+++ Supplied records
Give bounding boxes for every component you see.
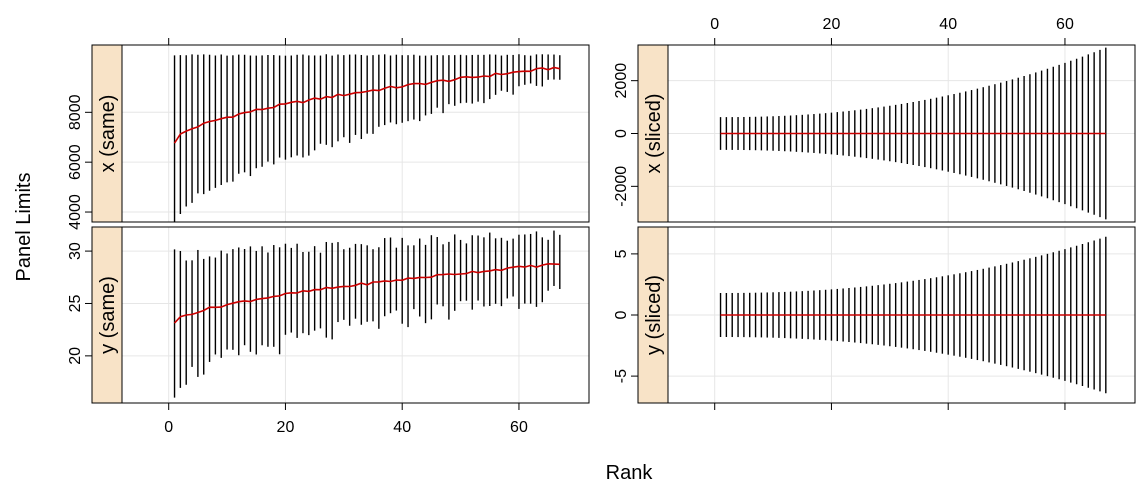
y-tick-label: -5 <box>613 369 630 383</box>
x-tick-label: 20 <box>277 419 295 436</box>
x-tick-label-top: 0 <box>710 16 719 33</box>
panel-x-sliced: x (sliced) -2000 0 2000 0 20 40 60 <box>613 16 1136 223</box>
strip-background <box>91 226 123 404</box>
median-line <box>173 66 560 144</box>
y-tick-label: 4000 <box>67 194 84 230</box>
panel-border <box>121 44 590 223</box>
y-tick-label: 0 <box>613 310 630 319</box>
panel-border <box>667 226 1136 404</box>
y-tick-label: 0 <box>613 129 630 138</box>
strip-background <box>637 226 669 404</box>
x-tick-label: 60 <box>510 419 528 436</box>
panel-y-same: y (same) 20 25 30 0 20 40 60 <box>67 226 590 436</box>
panel-y-sliced: y (sliced) -5 0 5 <box>613 226 1136 404</box>
panel-border <box>667 44 1136 223</box>
strip-background <box>637 44 669 223</box>
x-tick-label: 0 <box>164 419 173 436</box>
y-tick-label: 8000 <box>67 94 84 130</box>
strip-background <box>91 44 123 223</box>
x-tick-label: 40 <box>393 419 411 436</box>
x-tick-label-top: 40 <box>939 16 957 33</box>
y-tick-label: 2000 <box>613 63 630 99</box>
y-axis-title: Panel Limits <box>13 173 35 282</box>
strip-label: y (sliced) <box>643 275 665 355</box>
y-tick-label: 25 <box>67 294 84 312</box>
y-tick-label: 30 <box>67 242 84 260</box>
x-tick-label-top: 20 <box>823 16 841 33</box>
y-tick-label: -2000 <box>613 166 630 207</box>
y-tick-label: 20 <box>67 347 84 365</box>
y-tick-label: 6000 <box>67 144 84 180</box>
strip-label: x (sliced) <box>643 93 665 173</box>
panel-border <box>121 226 590 404</box>
x-tick-label-top: 60 <box>1056 16 1074 33</box>
median-line <box>173 262 560 324</box>
strip-label: x (same) <box>97 95 119 173</box>
x-axis-title: Rank <box>606 462 654 484</box>
strip-label: y (same) <box>97 276 119 354</box>
y-tick-label: 5 <box>613 249 630 258</box>
panel-x-same: x (same) 4000 6000 8000 <box>67 44 590 230</box>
++++++
◆ **What the task requires**:
Repeat every line of the records above word for word, leaving out the pictures.

◆ **Complete response**:
Give bounding boxes for every component you see.
y-tick-label: -5 <box>613 369 630 383</box>
x-tick-label: 20 <box>277 419 295 436</box>
x-tick-label-top: 0 <box>710 16 719 33</box>
panel-x-sliced: x (sliced) -2000 0 2000 0 20 40 60 <box>613 16 1136 223</box>
strip-background <box>91 226 123 404</box>
median-line <box>173 66 560 144</box>
y-tick-label: 4000 <box>67 194 84 230</box>
panel-border <box>121 44 590 223</box>
y-tick-label: 0 <box>613 310 630 319</box>
panel-border <box>667 226 1136 404</box>
y-tick-label: 0 <box>613 129 630 138</box>
strip-background <box>637 226 669 404</box>
x-tick-label: 60 <box>510 419 528 436</box>
panel-y-same: y (same) 20 25 30 0 20 40 60 <box>67 226 590 436</box>
panel-y-sliced: y (sliced) -5 0 5 <box>613 226 1136 404</box>
panel-border <box>667 44 1136 223</box>
strip-background <box>637 44 669 223</box>
x-tick-label: 0 <box>164 419 173 436</box>
y-tick-label: 8000 <box>67 94 84 130</box>
strip-background <box>91 44 123 223</box>
x-tick-label: 40 <box>393 419 411 436</box>
x-tick-label-top: 40 <box>939 16 957 33</box>
y-tick-label: 2000 <box>613 63 630 99</box>
y-axis-title: Panel Limits <box>13 173 35 282</box>
strip-label: y (sliced) <box>643 275 665 355</box>
y-tick-label: 25 <box>67 294 84 312</box>
y-tick-label: 30 <box>67 242 84 260</box>
x-tick-label-top: 20 <box>823 16 841 33</box>
y-tick-label: -2000 <box>613 166 630 207</box>
y-tick-label: 20 <box>67 347 84 365</box>
y-tick-label: 6000 <box>67 144 84 180</box>
strip-label: x (sliced) <box>643 93 665 173</box>
panel-border <box>121 226 590 404</box>
x-tick-label-top: 60 <box>1056 16 1074 33</box>
median-line <box>173 262 560 324</box>
strip-label: x (same) <box>97 95 119 173</box>
x-axis-title: Rank <box>606 462 654 484</box>
strip-label: y (same) <box>97 276 119 354</box>
y-tick-label: 5 <box>613 249 630 258</box>
panel-x-same: x (same) 4000 6000 8000 <box>67 44 590 230</box>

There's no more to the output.